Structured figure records
-- begin --

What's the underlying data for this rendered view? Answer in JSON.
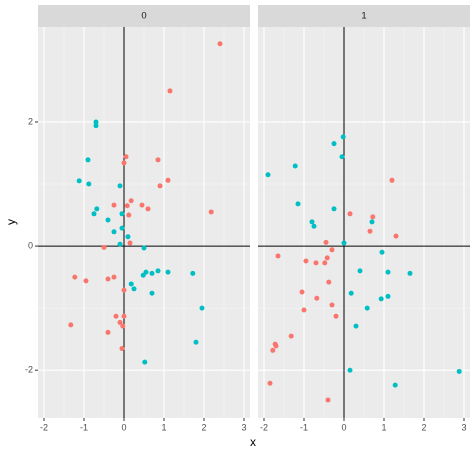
{
  "chart_data": {
    "type": "scatter",
    "xlabel": "x",
    "ylabel": "y",
    "xlim": [
      -2.15,
      3.15
    ],
    "ylim": [
      -2.77,
      3.53
    ],
    "xticks": [
      -2,
      -1,
      0,
      1,
      2,
      3
    ],
    "yticks": [
      -2,
      0,
      2
    ],
    "grid": true,
    "hline": 0,
    "vline": 0,
    "facets": [
      {
        "label": "0",
        "series": [
          {
            "color": "#F8766D",
            "x": [
              2.4,
              1.15,
              0.85,
              1.1,
              0.9,
              0.05,
              0,
              2.18,
              0.18,
              0.08,
              0.45,
              0.6,
              0.12,
              -0.25,
              -0.5,
              0.15,
              -1.23,
              -0.95,
              -0.4,
              -0.25,
              0,
              -1.33,
              -0.4,
              -0.2,
              -0.1,
              -0.03,
              0,
              -0.05
            ],
            "values": [
              3.26,
              2.5,
              1.39,
              1.06,
              0.97,
              1.44,
              1.34,
              0.55,
              0.73,
              0.65,
              0.66,
              0.6,
              0.5,
              0.66,
              -0.02,
              0.05,
              -0.5,
              -0.56,
              -0.53,
              -0.5,
              -0.71,
              -1.27,
              -1.39,
              -1.13,
              -1.23,
              -1.29,
              -1.13,
              -1.65
            ]
          },
          {
            "color": "#00BFC4",
            "x": [
              -0.7,
              -0.7,
              -0.9,
              -1.12,
              -0.88,
              -0.1,
              -0.68,
              -0.75,
              -0.4,
              -0.25,
              -0.05,
              -0.05,
              -0.1,
              0.1,
              0.5,
              0.55,
              0.7,
              0.48,
              0.85,
              1.1,
              1.72,
              0.18,
              0.25,
              0.7,
              1.95,
              1.8,
              0.52
            ],
            "values": [
              2.0,
              1.94,
              1.39,
              1.05,
              1.0,
              0.97,
              0.6,
              0.52,
              0.42,
              0.23,
              0.52,
              0.29,
              0.03,
              0.15,
              -0.03,
              -0.42,
              -0.44,
              -0.47,
              -0.4,
              -0.42,
              -0.44,
              -0.61,
              -0.69,
              -0.76,
              -1.0,
              -1.55,
              -1.87
            ]
          }
        ]
      },
      {
        "label": "1",
        "series": [
          {
            "color": "#F8766D",
            "x": [
              0.15,
              0.72,
              1.2,
              1.3,
              0.65,
              -0.45,
              -0.3,
              -1.65,
              -0.42,
              -0.48,
              -0.7,
              -0.95,
              -0.38,
              -1.05,
              -0.68,
              -0.3,
              -0.2,
              -1.0,
              -1.32,
              -1.72,
              -1.78,
              -1.7,
              -1.85,
              -0.4
            ],
            "values": [
              0.52,
              0.47,
              1.06,
              0.16,
              0.24,
              0.06,
              -0.06,
              -0.16,
              -0.19,
              -0.27,
              -0.27,
              -0.24,
              -0.58,
              -0.74,
              -0.84,
              -0.95,
              -1.13,
              -1.03,
              -1.45,
              -1.58,
              -1.68,
              -1.61,
              -2.21,
              -2.48
            ]
          },
          {
            "color": "#00BFC4",
            "x": [
              -0.02,
              -0.25,
              -0.05,
              -1.22,
              -1.9,
              -1.15,
              -0.8,
              -0.75,
              -0.25,
              0,
              0.7,
              0.95,
              0.4,
              1.1,
              1.65,
              0.18,
              0.93,
              1.1,
              0.58,
              0.3,
              0.15,
              1.28,
              2.88
            ],
            "values": [
              1.76,
              1.65,
              1.44,
              1.29,
              1.15,
              0.68,
              0.39,
              0.32,
              0.6,
              0.05,
              0.39,
              -0.1,
              -0.4,
              -0.42,
              -0.44,
              -0.76,
              -0.85,
              -0.81,
              -1.0,
              -1.29,
              -2.0,
              -2.24,
              -2.02
            ]
          }
        ]
      }
    ]
  }
}
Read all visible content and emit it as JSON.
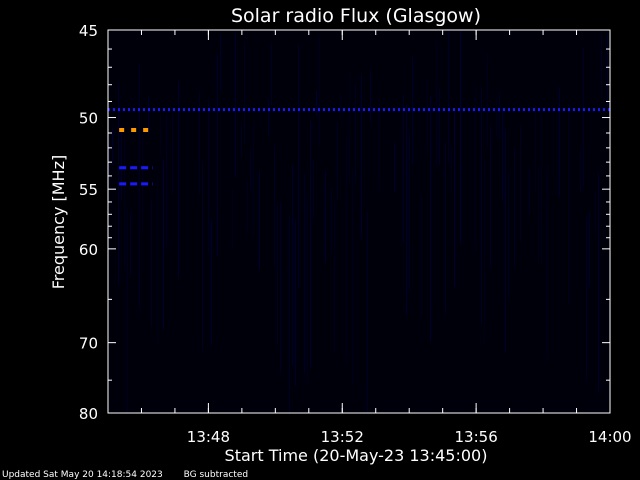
{
  "chart_data": {
    "type": "heatmap",
    "title": "Solar radio Flux (Glasgow)",
    "xlabel": "Start Time (20-May-23 13:45:00)",
    "ylabel": "Frequency [MHz]",
    "x_range": [
      "13:45:00",
      "14:00:00"
    ],
    "x_ticks": [
      "13:48",
      "13:52",
      "13:56",
      "14:00"
    ],
    "y_range": [
      45,
      80
    ],
    "y_ticks": [
      45,
      50,
      55,
      60,
      70,
      80
    ],
    "y_scale": "reciprocal",
    "colors": {
      "background": "#000000",
      "low": "#00003a",
      "mid": "#1a1aff",
      "high": "#ff9900"
    },
    "features": [
      {
        "label": "persistent band",
        "freq_mhz": 49.5,
        "time_start": "13:45:00",
        "time_end": "14:00:00",
        "intensity": "medium"
      },
      {
        "label": "burst",
        "freq_mhz": 50.8,
        "time_start": "13:45:20",
        "time_end": "13:46:20",
        "intensity": "high"
      },
      {
        "label": "burst",
        "freq_mhz": 53.4,
        "time_start": "13:45:20",
        "time_end": "13:46:20",
        "intensity": "medium"
      },
      {
        "label": "burst",
        "freq_mhz": 54.6,
        "time_start": "13:45:20",
        "time_end": "13:46:20",
        "intensity": "medium"
      }
    ]
  },
  "footer": {
    "updated": "Updated Sat May 20 14:18:54 2023",
    "note": "BG subtracted"
  }
}
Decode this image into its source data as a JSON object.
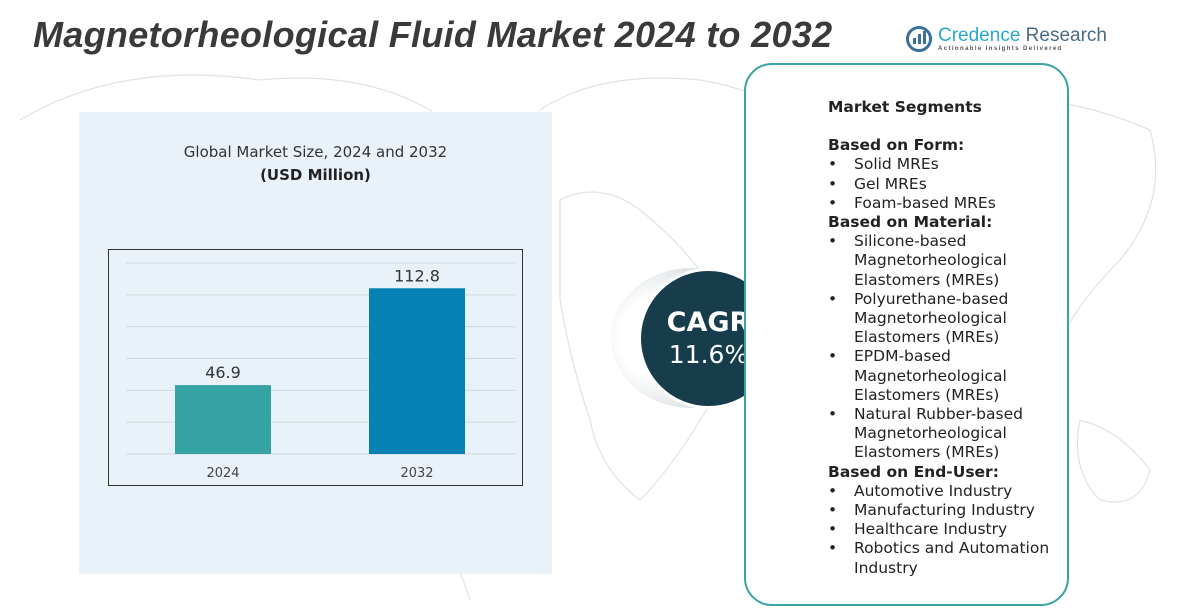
{
  "title": "Magnetorheological Fluid Market 2024 to 2032",
  "logo": {
    "name_a": "Credence",
    "name_b": " Research",
    "tagline": "Actionable Insights Delivered"
  },
  "chart_data": {
    "type": "bar",
    "title": "Global Market Size, 2024 and 2032",
    "subtitle": "(USD Million)",
    "categories": [
      "2024",
      "2032"
    ],
    "values": [
      46.9,
      112.8
    ],
    "data_labels": [
      "46.9",
      "112.8"
    ],
    "colors": [
      "#35a3a3",
      "#0681b3"
    ],
    "ylim": [
      0,
      130
    ],
    "grid": true,
    "xlabel": "",
    "ylabel": ""
  },
  "cagr": {
    "label": "CAGR",
    "value": "11.6%"
  },
  "segments": {
    "heading": "Market Segments",
    "groups": [
      {
        "title": "Based on Form:",
        "items": [
          "Solid MREs",
          "Gel MREs",
          "Foam-based MREs"
        ]
      },
      {
        "title": "Based on Material:",
        "items": [
          "Silicone-based Magnetorheological Elastomers (MREs)",
          "Polyurethane-based Magnetorheological Elastomers (MREs)",
          "EPDM-based Magnetorheological Elastomers (MREs)",
          "Natural Rubber-based Magnetorheological Elastomers (MREs)"
        ]
      },
      {
        "title": "Based on End-User:",
        "items": [
          "Automotive Industry",
          "Manufacturing Industry",
          "Healthcare Industry",
          "Robotics and Automation Industry"
        ]
      }
    ]
  }
}
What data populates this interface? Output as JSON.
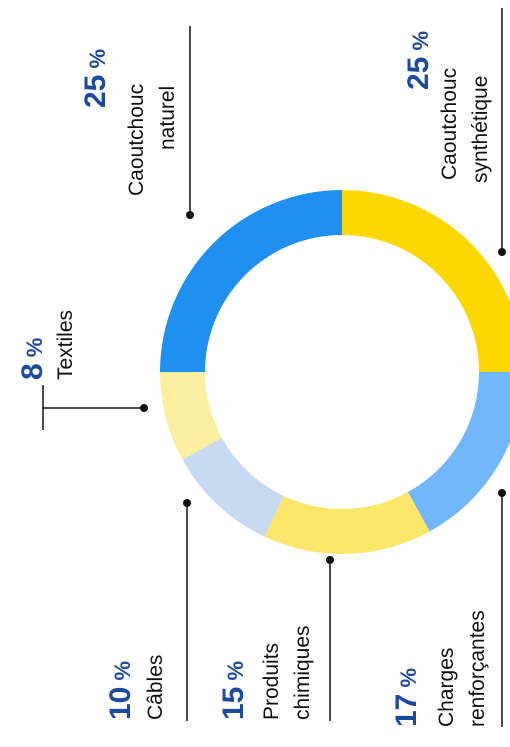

-- end --

Copy out the entries verbatim and leave the images out.

What's the underlying data for this rendered view? Answer in JSON.
{
  "chart_data": {
    "type": "scatter",
    "xlabel": "x",
    "ylabel": "y",
    "xlim": [
      -2.15,
      3.15
    ],
    "ylim": [
      -2.77,
      3.53
    ],
    "xticks": [
      -2,
      -1,
      0,
      1,
      2,
      3
    ],
    "yticks": [
      -2,
      0,
      2
    ],
    "grid": true,
    "hline": 0,
    "vline": 0,
    "facets": [
      {
        "label": "0",
        "series": [
          {
            "color": "#F8766D",
            "x": [
              2.4,
              1.15,
              0.85,
              1.1,
              0.9,
              0.05,
              0,
              2.18,
              0.18,
              0.08,
              0.45,
              0.6,
              0.12,
              -0.25,
              -0.5,
              0.15,
              -1.23,
              -0.95,
              -0.4,
              -0.25,
              0,
              -1.33,
              -0.4,
              -0.2,
              -0.1,
              -0.03,
              0,
              -0.05
            ],
            "values": [
              3.26,
              2.5,
              1.39,
              1.06,
              0.97,
              1.44,
              1.34,
              0.55,
              0.73,
              0.65,
              0.66,
              0.6,
              0.5,
              0.66,
              -0.02,
              0.05,
              -0.5,
              -0.56,
              -0.53,
              -0.5,
              -0.71,
              -1.27,
              -1.39,
              -1.13,
              -1.23,
              -1.29,
              -1.13,
              -1.65
            ]
          },
          {
            "color": "#00BFC4",
            "x": [
              -0.7,
              -0.7,
              -0.9,
              -1.12,
              -0.88,
              -0.1,
              -0.68,
              -0.75,
              -0.4,
              -0.25,
              -0.05,
              -0.05,
              -0.1,
              0.1,
              0.5,
              0.55,
              0.7,
              0.48,
              0.85,
              1.1,
              1.72,
              0.18,
              0.25,
              0.7,
              1.95,
              1.8,
              0.52
            ],
            "values": [
              2.0,
              1.94,
              1.39,
              1.05,
              1.0,
              0.97,
              0.6,
              0.52,
              0.42,
              0.23,
              0.52,
              0.29,
              0.03,
              0.15,
              -0.03,
              -0.42,
              -0.44,
              -0.47,
              -0.4,
              -0.42,
              -0.44,
              -0.61,
              -0.69,
              -0.76,
              -1.0,
              -1.55,
              -1.87
            ]
          }
        ]
      },
      {
        "label": "1",
        "series": [
          {
            "color": "#F8766D",
            "x": [
              0.15,
              0.72,
              1.2,
              1.3,
              0.65,
              -0.45,
              -0.3,
              -1.65,
              -0.42,
              -0.48,
              -0.7,
              -0.95,
              -0.38,
              -1.05,
              -0.68,
              -0.3,
              -0.2,
              -1.0,
              -1.32,
              -1.72,
              -1.78,
              -1.7,
              -1.85,
              -0.4
            ],
            "values": [
              0.52,
              0.47,
              1.06,
              0.16,
              0.24,
              0.06,
              -0.06,
              -0.16,
              -0.19,
              -0.27,
              -0.27,
              -0.24,
              -0.58,
              -0.74,
              -0.84,
              -0.95,
              -1.13,
              -1.03,
              -1.45,
              -1.58,
              -1.68,
              -1.61,
              -2.21,
              -2.48
            ]
          },
          {
            "color": "#00BFC4",
            "x": [
              -0.02,
              -0.25,
              -0.05,
              -1.22,
              -1.9,
              -1.15,
              -0.8,
              -0.75,
              -0.25,
              0,
              0.7,
              0.95,
              0.4,
              1.1,
              1.65,
              0.18,
              0.93,
              1.1,
              0.58,
              0.3,
              0.15,
              1.28,
              2.88
            ],
            "values": [
              1.76,
              1.65,
              1.44,
              1.29,
              1.15,
              0.68,
              0.39,
              0.32,
              0.6,
              0.05,
              0.39,
              -0.1,
              -0.4,
              -0.42,
              -0.44,
              -0.76,
              -0.85,
              -0.81,
              -1.0,
              -1.29,
              -2.0,
              -2.24,
              -2.02
            ]
          }
        ]
      }
    ]
  }
}
Read all visible content and emit it as JSON.
{
  "chart_data": {
    "type": "heatmap",
    "title": "Solar radio Flux (Glasgow)",
    "xlabel": "Start Time (20-May-23 13:45:00)",
    "ylabel": "Frequency [MHz]",
    "x_range": [
      "13:45:00",
      "14:00:00"
    ],
    "x_ticks": [
      "13:48",
      "13:52",
      "13:56",
      "14:00"
    ],
    "y_range": [
      45,
      80
    ],
    "y_ticks": [
      45,
      50,
      55,
      60,
      70,
      80
    ],
    "y_scale": "reciprocal",
    "colors": {
      "background": "#000000",
      "low": "#00003a",
      "mid": "#1a1aff",
      "high": "#ff9900"
    },
    "features": [
      {
        "label": "persistent band",
        "freq_mhz": 49.5,
        "time_start": "13:45:00",
        "time_end": "14:00:00",
        "intensity": "medium"
      },
      {
        "label": "burst",
        "freq_mhz": 50.8,
        "time_start": "13:45:20",
        "time_end": "13:46:20",
        "intensity": "high"
      },
      {
        "label": "burst",
        "freq_mhz": 53.4,
        "time_start": "13:45:20",
        "time_end": "13:46:20",
        "intensity": "medium"
      },
      {
        "label": "burst",
        "freq_mhz": 54.6,
        "time_start": "13:45:20",
        "time_end": "13:46:20",
        "intensity": "medium"
      }
    ]
  },
  "footer": {
    "updated": "Updated Sat May 20 14:18:54 2023",
    "note": "BG subtracted"
  }
}
Decode this image into its source data as a JSON object.
{
  "title": "Magnetorheological Fluid Market 2024 to 2032",
  "logo": {
    "name_a": "Credence",
    "name_b": " Research",
    "tagline": "Actionable Insights Delivered"
  },
  "chart_data": {
    "type": "bar",
    "title": "Global Market Size, 2024 and 2032",
    "subtitle": "(USD Million)",
    "categories": [
      "2024",
      "2032"
    ],
    "values": [
      46.9,
      112.8
    ],
    "data_labels": [
      "46.9",
      "112.8"
    ],
    "colors": [
      "#35a3a3",
      "#0681b3"
    ],
    "ylim": [
      0,
      130
    ],
    "grid": true,
    "xlabel": "",
    "ylabel": ""
  },
  "cagr": {
    "label": "CAGR",
    "value": "11.6%"
  },
  "segments": {
    "heading": "Market Segments",
    "groups": [
      {
        "title": "Based on Form:",
        "items": [
          "Solid MREs",
          "Gel MREs",
          "Foam-based MREs"
        ]
      },
      {
        "title": "Based on Material:",
        "items": [
          "Silicone-based Magnetorheological Elastomers (MREs)",
          "Polyurethane-based Magnetorheological Elastomers (MREs)",
          "EPDM-based Magnetorheological Elastomers (MREs)",
          "Natural Rubber-based Magnetorheological Elastomers (MREs)"
        ]
      },
      {
        "title": "Based on End-User:",
        "items": [
          "Automotive Industry",
          "Manufacturing Industry",
          "Healthcare Industry",
          "Robotics and Automation Industry"
        ]
      }
    ]
  }
}
What data populates this interface? Output as JSON.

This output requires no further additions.